◆ **Aim of the exercise**:
Set down all of the data that follows word for word, without the images.

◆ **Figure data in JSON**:
::::

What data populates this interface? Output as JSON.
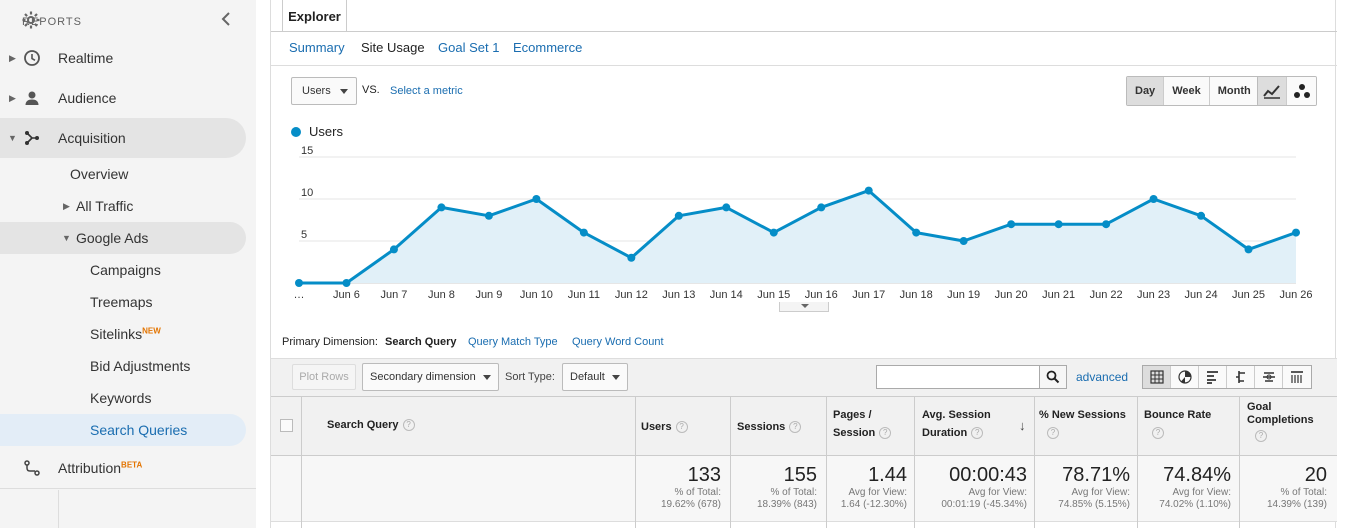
{
  "sidebar": {
    "reports_label": "REPORTS",
    "items": [
      {
        "label": "Realtime"
      },
      {
        "label": "Audience"
      },
      {
        "label": "Acquisition"
      },
      {
        "label": "Overview"
      },
      {
        "label": "All Traffic"
      },
      {
        "label": "Google Ads"
      },
      {
        "label": "Campaigns"
      },
      {
        "label": "Treemaps"
      },
      {
        "label": "Sitelinks",
        "badge": "NEW"
      },
      {
        "label": "Bid Adjustments"
      },
      {
        "label": "Keywords"
      },
      {
        "label": "Search Queries"
      },
      {
        "label": "Attribution",
        "badge": "BETA"
      }
    ]
  },
  "explorer": {
    "tab_label": "Explorer",
    "subtabs": [
      "Summary",
      "Site Usage",
      "Goal Set 1",
      "Ecommerce"
    ],
    "metric": "Users",
    "vs": "VS.",
    "select_metric": "Select a metric",
    "periods": [
      "Day",
      "Week",
      "Month"
    ],
    "active_period": "Day"
  },
  "chart_data": {
    "type": "area",
    "series": [
      {
        "name": "Users",
        "color": "#058dc7",
        "values": [
          0,
          0,
          4,
          9,
          8,
          10,
          6,
          3,
          8,
          9,
          6,
          9,
          11,
          6,
          5,
          7,
          7,
          7,
          10,
          8,
          4,
          6
        ]
      }
    ],
    "x": [
      "…",
      "Jun 6",
      "Jun 7",
      "Jun 8",
      "Jun 9",
      "Jun 10",
      "Jun 11",
      "Jun 12",
      "Jun 13",
      "Jun 14",
      "Jun 15",
      "Jun 16",
      "Jun 17",
      "Jun 18",
      "Jun 19",
      "Jun 20",
      "Jun 21",
      "Jun 22",
      "Jun 23",
      "Jun 24",
      "Jun 25",
      "Jun 26"
    ],
    "y_ticks": [
      "5",
      "10",
      "15"
    ],
    "ylim": [
      0,
      15
    ],
    "grid": true,
    "legend": "top-left"
  },
  "dimension": {
    "label": "Primary Dimension:",
    "options": [
      "Search Query",
      "Query Match Type",
      "Query Word Count"
    ],
    "active": "Search Query"
  },
  "toolbar": {
    "plot_rows": "Plot Rows",
    "secondary_dimension": "Secondary dimension",
    "sort_type_label": "Sort Type:",
    "sort_type_value": "Default",
    "search_value": "",
    "advanced": "advanced"
  },
  "table": {
    "headers": {
      "search_query": "Search Query",
      "users": "Users",
      "sessions": "Sessions",
      "pages_line1": "Pages /",
      "pages_line2": "Session",
      "duration_line1": "Avg. Session",
      "duration_line2": "Duration",
      "new_sessions": "% New Sessions",
      "bounce": "Bounce Rate",
      "goal_line1": "Goal",
      "goal_line2": "Completions"
    },
    "totals": {
      "users": {
        "value": "133",
        "l1": "% of Total:",
        "l2": "19.62% (678)"
      },
      "sessions": {
        "value": "155",
        "l1": "% of Total:",
        "l2": "18.39% (843)"
      },
      "pages": {
        "value": "1.44",
        "l1": "Avg for View:",
        "l2": "1.64 (-12.30%)"
      },
      "duration": {
        "value": "00:00:43",
        "l1": "Avg for View:",
        "l2": "00:01:19 (-45.34%)"
      },
      "new_sessions": {
        "value": "78.71%",
        "l1": "Avg for View:",
        "l2": "74.85% (5.15%)"
      },
      "bounce": {
        "value": "74.84%",
        "l1": "Avg for View:",
        "l2": "74.02% (1.10%)"
      },
      "goal": {
        "value": "20",
        "l1": "% of Total:",
        "l2": "14.39% (139)"
      }
    }
  },
  "colors": {
    "accent": "#058dc7",
    "link": "#1a6db0",
    "badge": "#e37400"
  }
}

::::

◆ **Solution to this exercise**:
What data populates this interface? Output as JSON.
{
  "sidebar": {
    "reports_label": "REPORTS",
    "items": [
      {
        "label": "Realtime"
      },
      {
        "label": "Audience"
      },
      {
        "label": "Acquisition"
      },
      {
        "label": "Overview"
      },
      {
        "label": "All Traffic"
      },
      {
        "label": "Google Ads"
      },
      {
        "label": "Campaigns"
      },
      {
        "label": "Treemaps"
      },
      {
        "label": "Sitelinks",
        "badge": "NEW"
      },
      {
        "label": "Bid Adjustments"
      },
      {
        "label": "Keywords"
      },
      {
        "label": "Search Queries"
      },
      {
        "label": "Attribution",
        "badge": "BETA"
      }
    ]
  },
  "explorer": {
    "tab_label": "Explorer",
    "subtabs": [
      "Summary",
      "Site Usage",
      "Goal Set 1",
      "Ecommerce"
    ],
    "metric": "Users",
    "vs": "VS.",
    "select_metric": "Select a metric",
    "periods": [
      "Day",
      "Week",
      "Month"
    ],
    "active_period": "Day"
  },
  "chart_data": {
    "type": "area",
    "series": [
      {
        "name": "Users",
        "color": "#058dc7",
        "values": [
          0,
          0,
          4,
          9,
          8,
          10,
          6,
          3,
          8,
          9,
          6,
          9,
          11,
          6,
          5,
          7,
          7,
          7,
          10,
          8,
          4,
          6
        ]
      }
    ],
    "x": [
      "…",
      "Jun 6",
      "Jun 7",
      "Jun 8",
      "Jun 9",
      "Jun 10",
      "Jun 11",
      "Jun 12",
      "Jun 13",
      "Jun 14",
      "Jun 15",
      "Jun 16",
      "Jun 17",
      "Jun 18",
      "Jun 19",
      "Jun 20",
      "Jun 21",
      "Jun 22",
      "Jun 23",
      "Jun 24",
      "Jun 25",
      "Jun 26"
    ],
    "y_ticks": [
      "5",
      "10",
      "15"
    ],
    "ylim": [
      0,
      15
    ],
    "grid": true,
    "legend": "top-left"
  },
  "dimension": {
    "label": "Primary Dimension:",
    "options": [
      "Search Query",
      "Query Match Type",
      "Query Word Count"
    ],
    "active": "Search Query"
  },
  "toolbar": {
    "plot_rows": "Plot Rows",
    "secondary_dimension": "Secondary dimension",
    "sort_type_label": "Sort Type:",
    "sort_type_value": "Default",
    "search_value": "",
    "advanced": "advanced"
  },
  "table": {
    "headers": {
      "search_query": "Search Query",
      "users": "Users",
      "sessions": "Sessions",
      "pages_line1": "Pages /",
      "pages_line2": "Session",
      "duration_line1": "Avg. Session",
      "duration_line2": "Duration",
      "new_sessions": "% New Sessions",
      "bounce": "Bounce Rate",
      "goal_line1": "Goal",
      "goal_line2": "Completions"
    },
    "totals": {
      "users": {
        "value": "133",
        "l1": "% of Total:",
        "l2": "19.62% (678)"
      },
      "sessions": {
        "value": "155",
        "l1": "% of Total:",
        "l2": "18.39% (843)"
      },
      "pages": {
        "value": "1.44",
        "l1": "Avg for View:",
        "l2": "1.64 (-12.30%)"
      },
      "duration": {
        "value": "00:00:43",
        "l1": "Avg for View:",
        "l2": "00:01:19 (-45.34%)"
      },
      "new_sessions": {
        "value": "78.71%",
        "l1": "Avg for View:",
        "l2": "74.85% (5.15%)"
      },
      "bounce": {
        "value": "74.84%",
        "l1": "Avg for View:",
        "l2": "74.02% (1.10%)"
      },
      "goal": {
        "value": "20",
        "l1": "% of Total:",
        "l2": "14.39% (139)"
      }
    }
  },
  "colors": {
    "accent": "#058dc7",
    "link": "#1a6db0",
    "badge": "#e37400"
  }
}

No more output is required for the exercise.